◆ **SUPPLIED DATA**
::::

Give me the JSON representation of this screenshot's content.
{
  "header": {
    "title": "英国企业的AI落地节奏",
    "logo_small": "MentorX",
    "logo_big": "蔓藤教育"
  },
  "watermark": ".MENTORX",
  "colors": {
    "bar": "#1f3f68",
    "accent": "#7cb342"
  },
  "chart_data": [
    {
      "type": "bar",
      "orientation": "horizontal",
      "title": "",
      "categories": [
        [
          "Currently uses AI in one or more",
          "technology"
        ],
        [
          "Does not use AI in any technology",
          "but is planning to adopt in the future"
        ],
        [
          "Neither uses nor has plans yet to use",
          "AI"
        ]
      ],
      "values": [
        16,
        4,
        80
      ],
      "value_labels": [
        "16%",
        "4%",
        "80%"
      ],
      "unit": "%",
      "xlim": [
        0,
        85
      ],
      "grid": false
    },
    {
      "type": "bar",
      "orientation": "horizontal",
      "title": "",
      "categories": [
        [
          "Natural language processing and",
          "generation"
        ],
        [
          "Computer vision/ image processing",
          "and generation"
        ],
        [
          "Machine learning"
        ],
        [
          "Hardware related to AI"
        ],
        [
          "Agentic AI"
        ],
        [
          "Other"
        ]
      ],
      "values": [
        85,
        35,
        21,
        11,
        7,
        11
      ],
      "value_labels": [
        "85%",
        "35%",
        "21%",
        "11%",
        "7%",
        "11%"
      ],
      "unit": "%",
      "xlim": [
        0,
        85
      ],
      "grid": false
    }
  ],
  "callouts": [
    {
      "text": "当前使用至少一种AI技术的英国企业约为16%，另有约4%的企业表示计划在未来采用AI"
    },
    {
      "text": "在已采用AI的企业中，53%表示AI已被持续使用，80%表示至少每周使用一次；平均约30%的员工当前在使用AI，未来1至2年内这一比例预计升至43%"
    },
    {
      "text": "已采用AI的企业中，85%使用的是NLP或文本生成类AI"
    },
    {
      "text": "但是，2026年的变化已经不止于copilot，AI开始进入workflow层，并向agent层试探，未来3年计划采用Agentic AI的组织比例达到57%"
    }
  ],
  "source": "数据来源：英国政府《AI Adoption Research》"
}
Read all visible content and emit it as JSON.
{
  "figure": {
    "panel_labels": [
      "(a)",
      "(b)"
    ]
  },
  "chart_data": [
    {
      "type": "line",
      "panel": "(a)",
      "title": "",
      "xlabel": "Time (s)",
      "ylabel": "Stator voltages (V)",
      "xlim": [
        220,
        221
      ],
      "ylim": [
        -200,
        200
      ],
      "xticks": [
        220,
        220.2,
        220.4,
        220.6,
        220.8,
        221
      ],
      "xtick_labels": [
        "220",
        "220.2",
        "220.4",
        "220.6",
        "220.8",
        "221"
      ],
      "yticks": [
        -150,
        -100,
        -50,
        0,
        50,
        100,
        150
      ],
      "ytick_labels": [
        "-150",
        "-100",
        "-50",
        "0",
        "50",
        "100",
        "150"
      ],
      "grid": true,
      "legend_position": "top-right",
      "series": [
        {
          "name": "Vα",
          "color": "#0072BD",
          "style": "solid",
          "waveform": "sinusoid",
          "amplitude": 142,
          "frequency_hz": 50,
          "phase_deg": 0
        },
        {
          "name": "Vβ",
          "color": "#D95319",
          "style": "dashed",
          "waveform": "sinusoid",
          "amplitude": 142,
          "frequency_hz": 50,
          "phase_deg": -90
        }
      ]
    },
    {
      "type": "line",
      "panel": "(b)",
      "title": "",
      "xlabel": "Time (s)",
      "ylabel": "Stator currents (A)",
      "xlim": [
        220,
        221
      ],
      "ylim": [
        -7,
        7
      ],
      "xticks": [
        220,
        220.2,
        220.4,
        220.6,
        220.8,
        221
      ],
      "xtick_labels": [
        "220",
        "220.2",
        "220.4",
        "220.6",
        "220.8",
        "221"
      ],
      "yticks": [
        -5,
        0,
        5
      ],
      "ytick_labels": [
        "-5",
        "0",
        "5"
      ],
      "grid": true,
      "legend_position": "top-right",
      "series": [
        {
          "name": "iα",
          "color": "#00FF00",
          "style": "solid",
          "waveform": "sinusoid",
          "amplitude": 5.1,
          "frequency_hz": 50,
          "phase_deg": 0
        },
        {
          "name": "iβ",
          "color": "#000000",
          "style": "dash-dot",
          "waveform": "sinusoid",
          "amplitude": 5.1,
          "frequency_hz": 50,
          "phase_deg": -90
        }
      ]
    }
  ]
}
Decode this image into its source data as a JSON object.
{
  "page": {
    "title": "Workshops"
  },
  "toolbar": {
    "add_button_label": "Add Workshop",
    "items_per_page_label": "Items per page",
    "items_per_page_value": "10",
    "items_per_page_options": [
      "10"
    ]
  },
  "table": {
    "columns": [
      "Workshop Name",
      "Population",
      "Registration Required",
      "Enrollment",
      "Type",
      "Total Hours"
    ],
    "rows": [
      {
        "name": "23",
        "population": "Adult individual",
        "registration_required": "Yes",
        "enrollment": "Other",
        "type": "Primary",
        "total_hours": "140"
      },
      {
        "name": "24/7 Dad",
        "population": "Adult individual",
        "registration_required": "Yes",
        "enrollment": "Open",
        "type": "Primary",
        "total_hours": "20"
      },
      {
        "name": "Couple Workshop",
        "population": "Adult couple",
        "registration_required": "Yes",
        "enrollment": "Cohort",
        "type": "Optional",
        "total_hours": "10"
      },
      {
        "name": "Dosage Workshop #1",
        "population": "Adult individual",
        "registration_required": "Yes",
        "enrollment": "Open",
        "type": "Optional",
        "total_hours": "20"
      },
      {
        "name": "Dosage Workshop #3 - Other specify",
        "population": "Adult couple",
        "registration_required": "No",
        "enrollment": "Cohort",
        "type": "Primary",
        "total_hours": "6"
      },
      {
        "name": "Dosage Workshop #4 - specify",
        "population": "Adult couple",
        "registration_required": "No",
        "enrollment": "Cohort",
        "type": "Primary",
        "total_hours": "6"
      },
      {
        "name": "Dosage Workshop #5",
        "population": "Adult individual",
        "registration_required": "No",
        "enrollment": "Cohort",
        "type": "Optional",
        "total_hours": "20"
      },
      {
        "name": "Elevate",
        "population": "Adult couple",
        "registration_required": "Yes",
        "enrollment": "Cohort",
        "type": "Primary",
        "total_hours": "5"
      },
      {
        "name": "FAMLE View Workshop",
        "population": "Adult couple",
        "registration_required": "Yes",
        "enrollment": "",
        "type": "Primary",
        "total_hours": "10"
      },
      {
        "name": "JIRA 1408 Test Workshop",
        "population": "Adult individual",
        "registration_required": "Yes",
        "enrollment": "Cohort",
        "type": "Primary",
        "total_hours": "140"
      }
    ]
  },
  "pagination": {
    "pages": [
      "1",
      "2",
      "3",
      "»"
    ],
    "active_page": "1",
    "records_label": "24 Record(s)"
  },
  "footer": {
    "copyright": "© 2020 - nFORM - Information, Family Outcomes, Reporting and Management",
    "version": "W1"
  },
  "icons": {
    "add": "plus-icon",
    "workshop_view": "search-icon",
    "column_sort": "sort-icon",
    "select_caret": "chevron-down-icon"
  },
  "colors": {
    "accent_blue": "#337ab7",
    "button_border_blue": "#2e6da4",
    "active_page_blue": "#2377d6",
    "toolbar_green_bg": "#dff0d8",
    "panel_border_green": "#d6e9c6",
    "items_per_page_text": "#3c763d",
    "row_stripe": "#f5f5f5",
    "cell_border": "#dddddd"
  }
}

::::

◆ **GIVEN REQUEST**
Output the listing above without altering a single character.

◆ **THE COMPLETED TASK**
Give me the JSON representation of this screenshot's content.
{
  "header": {
    "title": "英国企业的AI落地节奏",
    "logo_small": "MentorX",
    "logo_big": "蔓藤教育"
  },
  "watermark": ".MENTORX",
  "colors": {
    "bar": "#1f3f68",
    "accent": "#7cb342"
  },
  "chart_data": [
    {
      "type": "bar",
      "orientation": "horizontal",
      "title": "",
      "categories": [
        [
          "Currently uses AI in one or more",
          "technology"
        ],
        [
          "Does not use AI in any technology",
          "but is planning to adopt in the future"
        ],
        [
          "Neither uses nor has plans yet to use",
          "AI"
        ]
      ],
      "values": [
        16,
        4,
        80
      ],
      "value_labels": [
        "16%",
        "4%",
        "80%"
      ],
      "unit": "%",
      "xlim": [
        0,
        85
      ],
      "grid": false
    },
    {
      "type": "bar",
      "orientation": "horizontal",
      "title": "",
      "categories": [
        [
          "Natural language processing and",
          "generation"
        ],
        [
          "Computer vision/ image processing",
          "and generation"
        ],
        [
          "Machine learning"
        ],
        [
          "Hardware related to AI"
        ],
        [
          "Agentic AI"
        ],
        [
          "Other"
        ]
      ],
      "values": [
        85,
        35,
        21,
        11,
        7,
        11
      ],
      "value_labels": [
        "85%",
        "35%",
        "21%",
        "11%",
        "7%",
        "11%"
      ],
      "unit": "%",
      "xlim": [
        0,
        85
      ],
      "grid": false
    }
  ],
  "callouts": [
    {
      "text": "当前使用至少一种AI技术的英国企业约为16%，另有约4%的企业表示计划在未来采用AI"
    },
    {
      "text": "在已采用AI的企业中，53%表示AI已被持续使用，80%表示至少每周使用一次；平均约30%的员工当前在使用AI，未来1至2年内这一比例预计升至43%"
    },
    {
      "text": "已采用AI的企业中，85%使用的是NLP或文本生成类AI"
    },
    {
      "text": "但是，2026年的变化已经不止于copilot，AI开始进入workflow层，并向agent层试探，未来3年计划采用Agentic AI的组织比例达到57%"
    }
  ],
  "source": "数据来源：英国政府《AI Adoption Research》"
}
Read all visible content and emit it as JSON.
{
  "figure": {
    "panel_labels": [
      "(a)",
      "(b)"
    ]
  },
  "chart_data": [
    {
      "type": "line",
      "panel": "(a)",
      "title": "",
      "xlabel": "Time (s)",
      "ylabel": "Stator voltages (V)",
      "xlim": [
        220,
        221
      ],
      "ylim": [
        -200,
        200
      ],
      "xticks": [
        220,
        220.2,
        220.4,
        220.6,
        220.8,
        221
      ],
      "xtick_labels": [
        "220",
        "220.2",
        "220.4",
        "220.6",
        "220.8",
        "221"
      ],
      "yticks": [
        -150,
        -100,
        -50,
        0,
        50,
        100,
        150
      ],
      "ytick_labels": [
        "-150",
        "-100",
        "-50",
        "0",
        "50",
        "100",
        "150"
      ],
      "grid": true,
      "legend_position": "top-right",
      "series": [
        {
          "name": "Vα",
          "color": "#0072BD",
          "style": "solid",
          "waveform": "sinusoid",
          "amplitude": 142,
          "frequency_hz": 50,
          "phase_deg": 0
        },
        {
          "name": "Vβ",
          "color": "#D95319",
          "style": "dashed",
          "waveform": "sinusoid",
          "amplitude": 142,
          "frequency_hz": 50,
          "phase_deg": -90
        }
      ]
    },
    {
      "type": "line",
      "panel": "(b)",
      "title": "",
      "xlabel": "Time (s)",
      "ylabel": "Stator currents (A)",
      "xlim": [
        220,
        221
      ],
      "ylim": [
        -7,
        7
      ],
      "xticks": [
        220,
        220.2,
        220.4,
        220.6,
        220.8,
        221
      ],
      "xtick_labels": [
        "220",
        "220.2",
        "220.4",
        "220.6",
        "220.8",
        "221"
      ],
      "yticks": [
        -5,
        0,
        5
      ],
      "ytick_labels": [
        "-5",
        "0",
        "5"
      ],
      "grid": true,
      "legend_position": "top-right",
      "series": [
        {
          "name": "iα",
          "color": "#00FF00",
          "style": "solid",
          "waveform": "sinusoid",
          "amplitude": 5.1,
          "frequency_hz": 50,
          "phase_deg": 0
        },
        {
          "name": "iβ",
          "color": "#000000",
          "style": "dash-dot",
          "waveform": "sinusoid",
          "amplitude": 5.1,
          "frequency_hz": 50,
          "phase_deg": -90
        }
      ]
    }
  ]
}
Decode this image into its source data as a JSON object.
{
  "page": {
    "title": "Workshops"
  },
  "toolbar": {
    "add_button_label": "Add Workshop",
    "items_per_page_label": "Items per page",
    "items_per_page_value": "10",
    "items_per_page_options": [
      "10"
    ]
  },
  "table": {
    "columns": [
      "Workshop Name",
      "Population",
      "Registration Required",
      "Enrollment",
      "Type",
      "Total Hours"
    ],
    "rows": [
      {
        "name": "23",
        "population": "Adult individual",
        "registration_required": "Yes",
        "enrollment": "Other",
        "type": "Primary",
        "total_hours": "140"
      },
      {
        "name": "24/7 Dad",
        "population": "Adult individual",
        "registration_required": "Yes",
        "enrollment": "Open",
        "type": "Primary",
        "total_hours": "20"
      },
      {
        "name": "Couple Workshop",
        "population": "Adult couple",
        "registration_required": "Yes",
        "enrollment": "Cohort",
        "type": "Optional",
        "total_hours": "10"
      },
      {
        "name": "Dosage Workshop #1",
        "population": "Adult individual",
        "registration_required": "Yes",
        "enrollment": "Open",
        "type": "Optional",
        "total_hours": "20"
      },
      {
        "name": "Dosage Workshop #3 - Other specify",
        "population": "Adult couple",
        "registration_required": "No",
        "enrollment": "Cohort",
        "type": "Primary",
        "total_hours": "6"
      },
      {
        "name": "Dosage Workshop #4 - specify",
        "population": "Adult couple",
        "registration_required": "No",
        "enrollment": "Cohort",
        "type": "Primary",
        "total_hours": "6"
      },
      {
        "name": "Dosage Workshop #5",
        "population": "Adult individual",
        "registration_required": "No",
        "enrollment": "Cohort",
        "type": "Optional",
        "total_hours": "20"
      },
      {
        "name": "Elevate",
        "population": "Adult couple",
        "registration_required": "Yes",
        "enrollment": "Cohort",
        "type": "Primary",
        "total_hours": "5"
      },
      {
        "name": "FAMLE View Workshop",
        "population": "Adult couple",
        "registration_required": "Yes",
        "enrollment": "",
        "type": "Primary",
        "total_hours": "10"
      },
      {
        "name": "JIRA 1408 Test Workshop",
        "population": "Adult individual",
        "registration_required": "Yes",
        "enrollment": "Cohort",
        "type": "Primary",
        "total_hours": "140"
      }
    ]
  },
  "pagination": {
    "pages": [
      "1",
      "2",
      "3",
      "»"
    ],
    "active_page": "1",
    "records_label": "24 Record(s)"
  },
  "footer": {
    "copyright": "© 2020 - nFORM - Information, Family Outcomes, Reporting and Management",
    "version": "W1"
  },
  "icons": {
    "add": "plus-icon",
    "workshop_view": "search-icon",
    "column_sort": "sort-icon",
    "select_caret": "chevron-down-icon"
  },
  "colors": {
    "accent_blue": "#337ab7",
    "button_border_blue": "#2e6da4",
    "active_page_blue": "#2377d6",
    "toolbar_green_bg": "#dff0d8",
    "panel_border_green": "#d6e9c6",
    "items_per_page_text": "#3c763d",
    "row_stripe": "#f5f5f5",
    "cell_border": "#dddddd"
  }
}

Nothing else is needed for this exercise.